EXCERPTED DATA -
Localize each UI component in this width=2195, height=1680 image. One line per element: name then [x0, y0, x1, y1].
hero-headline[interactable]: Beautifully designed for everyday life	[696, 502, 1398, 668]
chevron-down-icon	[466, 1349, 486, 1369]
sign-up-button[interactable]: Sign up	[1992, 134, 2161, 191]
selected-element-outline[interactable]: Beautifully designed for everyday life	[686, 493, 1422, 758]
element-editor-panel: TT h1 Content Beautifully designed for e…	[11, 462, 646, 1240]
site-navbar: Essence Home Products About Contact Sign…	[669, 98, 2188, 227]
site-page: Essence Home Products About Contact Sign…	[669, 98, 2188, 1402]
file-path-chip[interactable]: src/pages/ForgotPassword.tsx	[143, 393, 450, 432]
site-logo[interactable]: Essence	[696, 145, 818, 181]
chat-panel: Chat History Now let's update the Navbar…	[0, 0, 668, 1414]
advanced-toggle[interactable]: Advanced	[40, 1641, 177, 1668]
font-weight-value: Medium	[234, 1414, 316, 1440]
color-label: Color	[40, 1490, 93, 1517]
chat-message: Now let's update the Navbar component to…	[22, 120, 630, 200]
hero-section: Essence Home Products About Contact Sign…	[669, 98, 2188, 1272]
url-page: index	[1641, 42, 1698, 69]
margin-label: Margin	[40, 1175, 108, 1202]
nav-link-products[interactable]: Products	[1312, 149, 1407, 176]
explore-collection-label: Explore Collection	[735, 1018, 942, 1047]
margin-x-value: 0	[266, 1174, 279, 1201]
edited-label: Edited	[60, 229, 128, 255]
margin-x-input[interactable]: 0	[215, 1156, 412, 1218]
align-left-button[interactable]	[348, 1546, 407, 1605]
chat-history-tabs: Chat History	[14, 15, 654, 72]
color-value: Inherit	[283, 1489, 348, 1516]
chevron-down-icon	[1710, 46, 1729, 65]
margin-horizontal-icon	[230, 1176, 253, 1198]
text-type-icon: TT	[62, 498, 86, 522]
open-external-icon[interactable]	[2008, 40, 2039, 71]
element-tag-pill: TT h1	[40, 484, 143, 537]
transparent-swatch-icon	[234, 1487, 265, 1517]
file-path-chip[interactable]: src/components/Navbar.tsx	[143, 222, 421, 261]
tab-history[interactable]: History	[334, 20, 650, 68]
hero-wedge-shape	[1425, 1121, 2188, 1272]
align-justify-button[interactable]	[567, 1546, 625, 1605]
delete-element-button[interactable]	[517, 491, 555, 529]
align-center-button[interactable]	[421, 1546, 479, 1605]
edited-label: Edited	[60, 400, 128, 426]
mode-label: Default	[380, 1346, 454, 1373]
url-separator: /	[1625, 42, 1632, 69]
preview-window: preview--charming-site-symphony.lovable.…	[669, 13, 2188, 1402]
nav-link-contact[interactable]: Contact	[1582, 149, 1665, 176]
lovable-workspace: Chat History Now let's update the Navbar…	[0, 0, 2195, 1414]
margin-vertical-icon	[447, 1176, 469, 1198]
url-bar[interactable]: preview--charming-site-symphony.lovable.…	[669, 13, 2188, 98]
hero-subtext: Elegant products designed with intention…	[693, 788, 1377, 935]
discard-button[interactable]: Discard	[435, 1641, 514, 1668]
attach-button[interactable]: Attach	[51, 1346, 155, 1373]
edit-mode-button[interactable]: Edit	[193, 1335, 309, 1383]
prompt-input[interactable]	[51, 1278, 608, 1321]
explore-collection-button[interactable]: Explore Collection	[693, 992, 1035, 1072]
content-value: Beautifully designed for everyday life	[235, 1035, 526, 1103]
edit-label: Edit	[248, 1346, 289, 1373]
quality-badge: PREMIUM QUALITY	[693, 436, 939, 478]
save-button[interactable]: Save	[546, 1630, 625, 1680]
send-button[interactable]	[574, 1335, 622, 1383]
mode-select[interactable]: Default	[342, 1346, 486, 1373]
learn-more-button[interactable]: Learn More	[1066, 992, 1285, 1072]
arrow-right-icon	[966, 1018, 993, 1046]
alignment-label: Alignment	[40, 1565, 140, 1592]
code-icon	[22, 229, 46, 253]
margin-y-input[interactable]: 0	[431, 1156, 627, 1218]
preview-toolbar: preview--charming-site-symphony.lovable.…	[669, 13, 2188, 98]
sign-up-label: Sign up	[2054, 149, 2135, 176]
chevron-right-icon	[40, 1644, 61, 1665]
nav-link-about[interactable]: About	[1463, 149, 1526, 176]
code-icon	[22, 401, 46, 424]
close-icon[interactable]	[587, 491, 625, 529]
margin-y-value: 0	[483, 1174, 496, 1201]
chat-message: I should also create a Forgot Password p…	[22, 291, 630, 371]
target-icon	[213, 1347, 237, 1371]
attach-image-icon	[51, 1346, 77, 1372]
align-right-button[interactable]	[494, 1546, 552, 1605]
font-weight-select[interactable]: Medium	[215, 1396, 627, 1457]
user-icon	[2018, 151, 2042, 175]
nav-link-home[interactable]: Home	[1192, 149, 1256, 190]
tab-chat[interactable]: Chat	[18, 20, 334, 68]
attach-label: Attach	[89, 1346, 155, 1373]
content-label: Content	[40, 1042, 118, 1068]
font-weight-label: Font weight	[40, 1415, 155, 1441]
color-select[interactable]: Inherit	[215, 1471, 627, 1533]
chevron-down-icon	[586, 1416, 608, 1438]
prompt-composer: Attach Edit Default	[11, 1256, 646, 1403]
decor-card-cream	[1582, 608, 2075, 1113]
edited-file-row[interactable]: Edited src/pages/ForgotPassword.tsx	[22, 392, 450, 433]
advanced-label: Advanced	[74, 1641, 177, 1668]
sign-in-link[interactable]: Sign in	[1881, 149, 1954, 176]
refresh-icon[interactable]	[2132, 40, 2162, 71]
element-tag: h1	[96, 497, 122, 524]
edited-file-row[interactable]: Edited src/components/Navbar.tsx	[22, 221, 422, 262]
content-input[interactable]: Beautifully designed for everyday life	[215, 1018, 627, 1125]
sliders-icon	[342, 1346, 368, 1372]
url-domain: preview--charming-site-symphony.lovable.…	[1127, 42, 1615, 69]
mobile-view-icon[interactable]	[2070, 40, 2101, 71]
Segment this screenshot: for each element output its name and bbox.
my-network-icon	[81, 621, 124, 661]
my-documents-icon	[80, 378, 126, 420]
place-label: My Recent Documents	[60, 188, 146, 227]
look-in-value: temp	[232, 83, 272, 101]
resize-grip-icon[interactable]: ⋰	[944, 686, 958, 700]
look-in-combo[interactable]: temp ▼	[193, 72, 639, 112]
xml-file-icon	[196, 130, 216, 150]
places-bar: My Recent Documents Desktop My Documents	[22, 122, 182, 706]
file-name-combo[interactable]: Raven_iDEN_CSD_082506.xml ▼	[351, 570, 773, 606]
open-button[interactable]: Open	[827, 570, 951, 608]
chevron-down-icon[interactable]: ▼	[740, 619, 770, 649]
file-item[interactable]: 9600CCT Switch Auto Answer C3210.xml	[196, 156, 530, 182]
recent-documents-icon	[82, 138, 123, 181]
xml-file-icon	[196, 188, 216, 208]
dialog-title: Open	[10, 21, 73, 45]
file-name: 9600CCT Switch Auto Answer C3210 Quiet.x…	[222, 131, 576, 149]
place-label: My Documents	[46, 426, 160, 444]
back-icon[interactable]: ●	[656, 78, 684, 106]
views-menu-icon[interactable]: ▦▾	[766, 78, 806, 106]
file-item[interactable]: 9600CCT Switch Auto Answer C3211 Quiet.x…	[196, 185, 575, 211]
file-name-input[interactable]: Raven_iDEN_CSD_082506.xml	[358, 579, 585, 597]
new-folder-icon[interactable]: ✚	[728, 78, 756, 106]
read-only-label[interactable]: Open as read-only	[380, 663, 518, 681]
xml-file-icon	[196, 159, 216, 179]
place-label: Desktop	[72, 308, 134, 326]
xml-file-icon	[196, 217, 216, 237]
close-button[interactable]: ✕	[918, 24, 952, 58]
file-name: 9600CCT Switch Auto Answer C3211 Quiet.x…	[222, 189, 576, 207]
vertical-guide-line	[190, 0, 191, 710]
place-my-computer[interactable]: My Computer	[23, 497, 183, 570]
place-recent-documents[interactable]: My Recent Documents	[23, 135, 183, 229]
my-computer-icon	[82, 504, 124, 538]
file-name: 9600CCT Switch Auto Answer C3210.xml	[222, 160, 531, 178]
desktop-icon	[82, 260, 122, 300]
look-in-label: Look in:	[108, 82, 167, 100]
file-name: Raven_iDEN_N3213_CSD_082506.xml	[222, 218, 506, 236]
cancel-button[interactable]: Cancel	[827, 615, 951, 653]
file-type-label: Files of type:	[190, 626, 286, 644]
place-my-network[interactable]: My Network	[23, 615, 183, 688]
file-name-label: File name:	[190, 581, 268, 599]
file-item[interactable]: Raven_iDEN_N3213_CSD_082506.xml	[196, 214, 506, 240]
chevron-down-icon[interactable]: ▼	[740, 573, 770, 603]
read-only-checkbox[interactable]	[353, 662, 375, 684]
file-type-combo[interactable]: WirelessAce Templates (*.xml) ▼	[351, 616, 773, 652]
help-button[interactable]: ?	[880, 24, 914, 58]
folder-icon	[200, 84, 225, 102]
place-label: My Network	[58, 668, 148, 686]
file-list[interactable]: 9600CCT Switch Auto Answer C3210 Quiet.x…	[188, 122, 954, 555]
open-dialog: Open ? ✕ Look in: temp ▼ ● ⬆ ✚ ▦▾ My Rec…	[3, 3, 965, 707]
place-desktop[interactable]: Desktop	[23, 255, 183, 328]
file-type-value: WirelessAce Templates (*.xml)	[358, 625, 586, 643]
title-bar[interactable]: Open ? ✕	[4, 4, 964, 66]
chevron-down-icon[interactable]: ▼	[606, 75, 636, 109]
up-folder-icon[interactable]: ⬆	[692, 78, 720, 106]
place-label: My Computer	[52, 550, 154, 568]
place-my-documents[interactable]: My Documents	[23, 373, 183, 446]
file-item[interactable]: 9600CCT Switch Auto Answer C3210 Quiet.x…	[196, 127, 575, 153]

WHAT THE EXERCISE ASKS - Can you turn the entries from the start through the line containing "134, 2161, 191]" into a Markdown table with the columns Row and Content, giving a row number and the line itself and leaving out blank lines?

SOLVED EXERCISE -
| Row | Content |
|---|---|
| 1 | Localize each UI component in this width=2195, height=1680 image. One line per element: name then [x0, y0, x1, y1]. |
| 2 | hero-headline[interactable]: Beautifully designed for everyday life	[696, 502, 1398, 668] |
| 3 | chevron-down-icon	[466, 1349, 486, 1369] |
| 4 | sign-up-button[interactable]: Sign up	[1992, 134, 2161, 191] |